__Textauszug__.
· · · · ·

Neues aus der Bibliothek

Das Nord Piano 2 lässt sich wie der Vorgänger freier als andere Stagepianos mit Sounds bestücken. Die Klänge des internen Flash-ROM entstammen der umfangreichen, über 2 GB großen Nord-Piano-Library, deren Sounds dem User auf zwei mitgelieferten DVDs oder jederzeit im Online-Angebot von Clavia zur Verfügung stehen. Die Bibliothek wird ständig vom Hersteller erweitert und bietet zurzeit (Version 5.3) allein je sieben unterschiedliche Flügel- und Klavier-Klänge. Theoretisch passen sie alle zugleich in den Flash-Speicher – allerdings dann nur in ihrer jeweils abgespecktesten Version:

Clavia stellt nämlich jedes A-Piano-Multisample in mindestens drei verschieden großen Varianten bereit. Klangdetails wie Saitenresonazen sowie das volle Sample-Mapping sind den speicherintensivsten Files vorbehalten. Die beiden Top-Flügelklänge „Bright Grand“ und „Grand Imperial“ als aktuellste Sounds der Library gibt es sogar in den vier Versionen „Extra Large“ (88-Tasten-Samples), „Large“, „Medium“ und „Small“; als XL-Sound bringt es beispielsweise das „Bright Grand“ auf 195,9 MB, in der Small-Fassung auf nunmehr 43,8 MB. Verwendet man nur jeweils die höchste Qualität, ist der Piano-Speicher mit den drei ersten Flügelklängen der Library plus drei E-Pianos schon komplett gefüllt; geht man Kompromisse bei den Klangdetails ein und wählt öfter mal „Medium“ oder „Small“ (wie für die Werksauswahl der Klänge geschehen), passt dagegen ein sehr abwechslungsreiches Piano-Sound-Arsenal ins Instrument.

Beide neuen Flügelklänge, hinter denen sich die Sounds eines Yamaha-S4-Konzertflügels und eines 2,90 Meter langen Bösendorfer Imperials verbergen, sind eine große Bereicherung für die Klangbibliothek. Sie bieten eine hohe Dynamik und leben durch einstellbare Saitenresonanzen und Pedalgeräusche auf; auch im Diskant tönen sie, vor allem in der höchsten Auflösung, keineswegs zu dünn. Außerdem unterstützen sie das Feature Long Release, das sich am Nord Piano 2 direkt auf dem Bedienfeld hinzuschalten lässt. Kleine Schwierigkeiten hat Clavia auch bei den neuen Flügelsounds noch mit dem Ausklang, der bei lange gehaltenen Akkorden weniger realistisch rüberkommt, als die Konkurrenz aus Japan ihn mittlerweile zu imitieren imstande ist.

· · · · ·

__Material__.
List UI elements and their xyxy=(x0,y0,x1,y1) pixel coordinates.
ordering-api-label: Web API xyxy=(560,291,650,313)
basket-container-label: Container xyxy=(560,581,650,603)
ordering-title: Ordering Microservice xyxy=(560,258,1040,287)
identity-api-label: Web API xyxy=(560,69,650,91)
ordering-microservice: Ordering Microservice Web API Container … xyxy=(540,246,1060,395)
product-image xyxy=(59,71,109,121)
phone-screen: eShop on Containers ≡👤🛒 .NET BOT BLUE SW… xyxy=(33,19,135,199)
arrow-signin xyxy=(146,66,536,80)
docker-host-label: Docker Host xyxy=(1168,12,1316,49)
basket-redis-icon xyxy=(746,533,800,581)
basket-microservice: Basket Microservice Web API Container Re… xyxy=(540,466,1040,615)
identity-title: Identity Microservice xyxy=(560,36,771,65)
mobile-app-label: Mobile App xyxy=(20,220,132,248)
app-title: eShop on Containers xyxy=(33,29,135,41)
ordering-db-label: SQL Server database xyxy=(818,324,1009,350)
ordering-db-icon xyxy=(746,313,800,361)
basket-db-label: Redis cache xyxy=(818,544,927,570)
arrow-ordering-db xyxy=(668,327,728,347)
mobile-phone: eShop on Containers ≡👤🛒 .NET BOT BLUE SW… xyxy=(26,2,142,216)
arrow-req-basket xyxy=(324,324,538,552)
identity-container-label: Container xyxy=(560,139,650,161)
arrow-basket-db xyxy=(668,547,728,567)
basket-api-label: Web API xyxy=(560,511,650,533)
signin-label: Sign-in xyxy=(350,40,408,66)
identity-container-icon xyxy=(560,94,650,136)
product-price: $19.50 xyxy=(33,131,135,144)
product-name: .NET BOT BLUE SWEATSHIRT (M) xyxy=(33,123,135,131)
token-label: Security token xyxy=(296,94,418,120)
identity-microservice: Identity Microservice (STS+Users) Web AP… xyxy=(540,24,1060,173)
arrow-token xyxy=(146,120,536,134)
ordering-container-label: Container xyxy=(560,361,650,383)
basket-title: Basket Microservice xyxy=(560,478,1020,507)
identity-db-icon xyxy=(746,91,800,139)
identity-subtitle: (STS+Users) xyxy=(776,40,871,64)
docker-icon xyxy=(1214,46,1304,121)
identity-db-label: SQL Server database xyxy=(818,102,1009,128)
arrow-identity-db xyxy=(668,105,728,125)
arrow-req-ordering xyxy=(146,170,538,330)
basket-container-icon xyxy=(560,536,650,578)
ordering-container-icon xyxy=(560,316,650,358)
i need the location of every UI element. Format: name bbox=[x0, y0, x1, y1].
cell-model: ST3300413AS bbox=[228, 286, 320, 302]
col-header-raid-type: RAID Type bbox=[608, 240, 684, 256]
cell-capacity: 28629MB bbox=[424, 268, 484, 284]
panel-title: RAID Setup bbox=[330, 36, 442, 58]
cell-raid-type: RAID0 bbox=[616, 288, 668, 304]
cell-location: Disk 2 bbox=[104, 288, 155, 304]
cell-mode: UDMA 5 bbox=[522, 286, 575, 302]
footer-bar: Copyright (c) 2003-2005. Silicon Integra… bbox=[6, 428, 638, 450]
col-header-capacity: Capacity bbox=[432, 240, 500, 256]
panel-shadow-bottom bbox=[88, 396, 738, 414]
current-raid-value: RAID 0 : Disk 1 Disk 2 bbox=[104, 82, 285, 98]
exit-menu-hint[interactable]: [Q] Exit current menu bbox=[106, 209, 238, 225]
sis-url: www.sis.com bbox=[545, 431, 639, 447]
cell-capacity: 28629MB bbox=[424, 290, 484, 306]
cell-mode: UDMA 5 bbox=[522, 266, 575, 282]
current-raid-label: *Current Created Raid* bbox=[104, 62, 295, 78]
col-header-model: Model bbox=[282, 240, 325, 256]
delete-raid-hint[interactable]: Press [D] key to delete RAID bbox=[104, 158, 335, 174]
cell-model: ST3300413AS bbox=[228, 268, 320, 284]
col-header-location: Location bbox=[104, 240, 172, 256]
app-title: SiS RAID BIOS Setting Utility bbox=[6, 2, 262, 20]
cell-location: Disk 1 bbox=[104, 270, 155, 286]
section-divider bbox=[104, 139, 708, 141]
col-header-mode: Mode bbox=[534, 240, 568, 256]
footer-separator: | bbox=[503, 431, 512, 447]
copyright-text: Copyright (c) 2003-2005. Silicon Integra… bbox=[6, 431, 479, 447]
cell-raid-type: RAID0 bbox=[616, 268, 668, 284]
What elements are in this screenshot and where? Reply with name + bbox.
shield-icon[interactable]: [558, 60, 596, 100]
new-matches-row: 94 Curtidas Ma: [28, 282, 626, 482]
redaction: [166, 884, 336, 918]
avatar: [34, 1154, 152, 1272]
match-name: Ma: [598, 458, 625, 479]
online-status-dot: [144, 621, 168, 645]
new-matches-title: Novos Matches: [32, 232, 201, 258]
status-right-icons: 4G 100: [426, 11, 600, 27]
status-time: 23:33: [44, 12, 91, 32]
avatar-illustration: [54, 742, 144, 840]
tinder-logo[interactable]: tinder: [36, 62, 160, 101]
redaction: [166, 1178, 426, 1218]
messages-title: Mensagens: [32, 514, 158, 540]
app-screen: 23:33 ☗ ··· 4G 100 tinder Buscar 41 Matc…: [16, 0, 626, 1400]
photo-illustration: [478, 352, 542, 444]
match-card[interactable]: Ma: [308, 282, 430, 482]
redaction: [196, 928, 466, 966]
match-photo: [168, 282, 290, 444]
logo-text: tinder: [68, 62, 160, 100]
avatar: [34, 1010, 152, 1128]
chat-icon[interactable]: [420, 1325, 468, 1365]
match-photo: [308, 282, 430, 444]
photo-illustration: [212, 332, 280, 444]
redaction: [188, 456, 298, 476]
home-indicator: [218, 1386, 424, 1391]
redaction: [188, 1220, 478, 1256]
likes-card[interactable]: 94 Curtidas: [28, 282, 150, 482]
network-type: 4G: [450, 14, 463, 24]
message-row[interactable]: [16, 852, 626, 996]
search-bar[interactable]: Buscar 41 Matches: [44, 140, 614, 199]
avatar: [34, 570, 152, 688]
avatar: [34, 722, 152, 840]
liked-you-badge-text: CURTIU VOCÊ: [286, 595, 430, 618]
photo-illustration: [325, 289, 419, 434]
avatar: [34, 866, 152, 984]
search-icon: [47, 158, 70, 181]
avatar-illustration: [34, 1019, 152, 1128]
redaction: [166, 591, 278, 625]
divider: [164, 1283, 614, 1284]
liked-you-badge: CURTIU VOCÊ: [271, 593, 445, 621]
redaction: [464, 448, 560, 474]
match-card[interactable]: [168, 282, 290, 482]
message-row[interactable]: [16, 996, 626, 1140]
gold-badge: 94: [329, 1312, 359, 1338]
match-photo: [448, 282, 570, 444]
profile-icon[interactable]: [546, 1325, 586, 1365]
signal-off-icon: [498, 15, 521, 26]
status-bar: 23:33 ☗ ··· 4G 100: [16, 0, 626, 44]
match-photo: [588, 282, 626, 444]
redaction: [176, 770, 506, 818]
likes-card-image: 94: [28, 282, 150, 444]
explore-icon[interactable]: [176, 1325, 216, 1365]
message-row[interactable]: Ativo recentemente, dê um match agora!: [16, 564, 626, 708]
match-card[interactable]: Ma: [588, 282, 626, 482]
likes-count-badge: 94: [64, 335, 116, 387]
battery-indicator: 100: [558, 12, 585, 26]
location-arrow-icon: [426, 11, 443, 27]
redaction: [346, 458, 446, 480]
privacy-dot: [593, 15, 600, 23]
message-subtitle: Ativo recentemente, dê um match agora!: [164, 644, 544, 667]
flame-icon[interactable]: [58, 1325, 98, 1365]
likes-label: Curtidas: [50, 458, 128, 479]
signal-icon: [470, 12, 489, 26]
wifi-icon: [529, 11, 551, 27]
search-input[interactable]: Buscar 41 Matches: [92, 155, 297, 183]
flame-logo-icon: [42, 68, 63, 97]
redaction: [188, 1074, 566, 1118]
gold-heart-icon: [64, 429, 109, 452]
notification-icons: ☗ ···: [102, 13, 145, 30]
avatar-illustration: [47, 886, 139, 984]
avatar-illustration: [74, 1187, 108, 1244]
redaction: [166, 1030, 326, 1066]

· · · · ·

__Arbeitsanweisungen__.
1. Welche beiden Instrumente stecken laut dem Textauszug hinter den neuen Flügelklängen der Bibliothek?
2. Wiederhole unverändert den Teil der Einträge, der mit ihrer ersten Zeile beginnt und mit der Zeile endet, die „identity-db-label: SQL Server“ enthält. Beide Grenzzeilen gehören dazu.
Der Textauszug und die Einträge stehen in keinem inhaltlichen Zusammenhang.

__Lösungen__.
1. Ein Yamaha-S4-Konzertflügel und ein 2,90 Meter langer Bösendorfer Imperial.

2.
List UI elements and their xyxy=(x0,y0,x1,y1) pixel coordinates.
ordering-api-label: Web API xyxy=(560,291,650,313)
basket-container-label: Container xyxy=(560,581,650,603)
ordering-title: Ordering Microservice xyxy=(560,258,1040,287)
identity-api-label: Web API xyxy=(560,69,650,91)
ordering-microservice: Ordering Microservice Web API Container … xyxy=(540,246,1060,395)
product-image xyxy=(59,71,109,121)
phone-screen: eShop on Containers ≡👤🛒 .NET BOT BLUE SW… xyxy=(33,19,135,199)
arrow-signin xyxy=(146,66,536,80)
docker-host-label: Docker Host xyxy=(1168,12,1316,49)
basket-redis-icon xyxy=(746,533,800,581)
basket-microservice: Basket Microservice Web API Container Re… xyxy=(540,466,1040,615)
identity-title: Identity Microservice xyxy=(560,36,771,65)
mobile-app-label: Mobile App xyxy=(20,220,132,248)
app-title: eShop on Containers xyxy=(33,29,135,41)
ordering-db-label: SQL Server database xyxy=(818,324,1009,350)
ordering-db-icon xyxy=(746,313,800,361)
basket-db-label: Redis cache xyxy=(818,544,927,570)
arrow-ordering-db xyxy=(668,327,728,347)
mobile-phone: eShop on Containers ≡👤🛒 .NET BOT BLUE SW… xyxy=(26,2,142,216)
arrow-req-basket xyxy=(324,324,538,552)
identity-container-label: Container xyxy=(560,139,650,161)
arrow-basket-db xyxy=(668,547,728,567)
basket-api-label: Web API xyxy=(560,511,650,533)
signin-label: Sign-in xyxy=(350,40,408,66)
identity-container-icon xyxy=(560,94,650,136)
product-price: $19.50 xyxy=(33,131,135,144)
product-name: .NET BOT BLUE SWEATSHIRT (M) xyxy=(33,123,135,131)
token-label: Security token xyxy=(296,94,418,120)
identity-microservice: Identity Microservice (STS+Users) Web AP… xyxy=(540,24,1060,173)
arrow-token xyxy=(146,120,536,134)
ordering-container-label: Container xyxy=(560,361,650,383)
basket-title: Basket Microservice xyxy=(560,478,1020,507)
identity-db-icon xyxy=(746,91,800,139)
identity-subtitle: (STS+Users) xyxy=(776,40,871,64)
docker-icon xyxy=(1214,46,1304,121)
identity-db-label: SQL Server database xyxy=(818,102,1009,128)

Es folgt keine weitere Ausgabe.